[Data entries]
((
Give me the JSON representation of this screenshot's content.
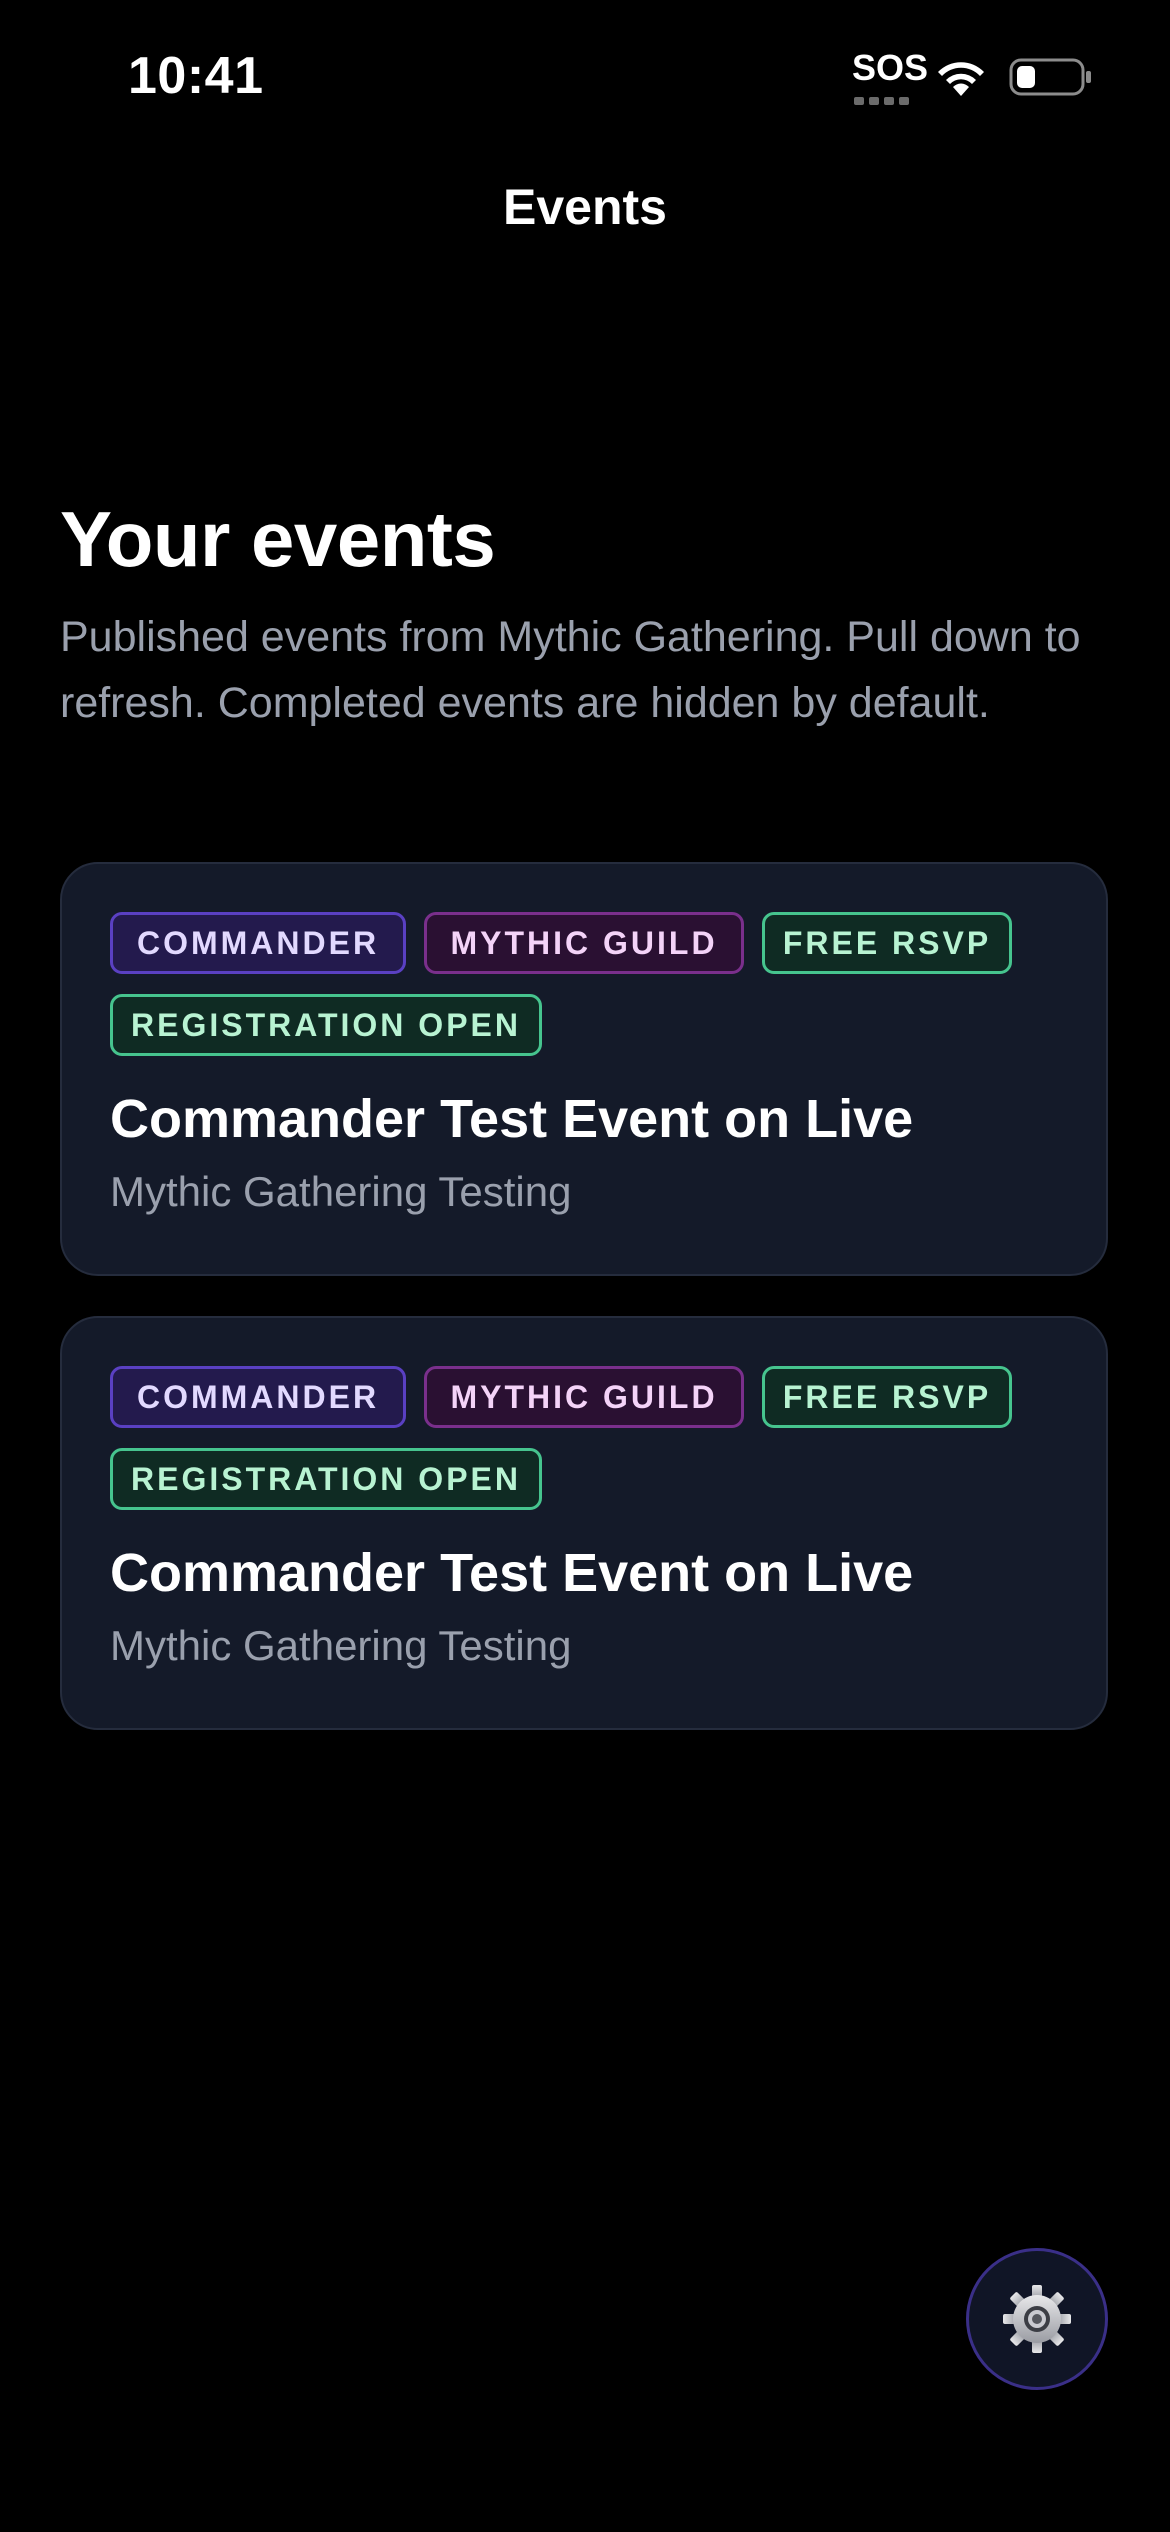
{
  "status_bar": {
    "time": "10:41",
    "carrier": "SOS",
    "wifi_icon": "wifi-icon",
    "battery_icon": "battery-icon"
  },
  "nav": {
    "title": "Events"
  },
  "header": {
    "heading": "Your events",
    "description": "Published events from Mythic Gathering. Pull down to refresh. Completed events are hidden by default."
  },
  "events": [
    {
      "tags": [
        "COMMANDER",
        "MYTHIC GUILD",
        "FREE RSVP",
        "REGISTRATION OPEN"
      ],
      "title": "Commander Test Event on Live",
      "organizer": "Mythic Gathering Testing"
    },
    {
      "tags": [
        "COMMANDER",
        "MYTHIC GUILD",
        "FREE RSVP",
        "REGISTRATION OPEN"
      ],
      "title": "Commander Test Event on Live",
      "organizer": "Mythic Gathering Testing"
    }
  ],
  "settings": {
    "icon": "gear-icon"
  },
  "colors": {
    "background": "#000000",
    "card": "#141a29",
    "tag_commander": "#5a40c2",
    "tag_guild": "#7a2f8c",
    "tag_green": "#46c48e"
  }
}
))
*Task details*
Quote every line word for word and keep the images out of the copy.

*Answer*
Give me the JSON representation of this screenshot's content.
{
  "status_bar": {
    "time": "10:41",
    "carrier": "SOS",
    "wifi_icon": "wifi-icon",
    "battery_icon": "battery-icon"
  },
  "nav": {
    "title": "Events"
  },
  "header": {
    "heading": "Your events",
    "description": "Published events from Mythic Gathering. Pull down to refresh. Completed events are hidden by default."
  },
  "events": [
    {
      "tags": [
        "COMMANDER",
        "MYTHIC GUILD",
        "FREE RSVP",
        "REGISTRATION OPEN"
      ],
      "title": "Commander Test Event on Live",
      "organizer": "Mythic Gathering Testing"
    },
    {
      "tags": [
        "COMMANDER",
        "MYTHIC GUILD",
        "FREE RSVP",
        "REGISTRATION OPEN"
      ],
      "title": "Commander Test Event on Live",
      "organizer": "Mythic Gathering Testing"
    }
  ],
  "settings": {
    "icon": "gear-icon"
  },
  "colors": {
    "background": "#000000",
    "card": "#141a29",
    "tag_commander": "#5a40c2",
    "tag_guild": "#7a2f8c",
    "tag_green": "#46c48e"
  }
}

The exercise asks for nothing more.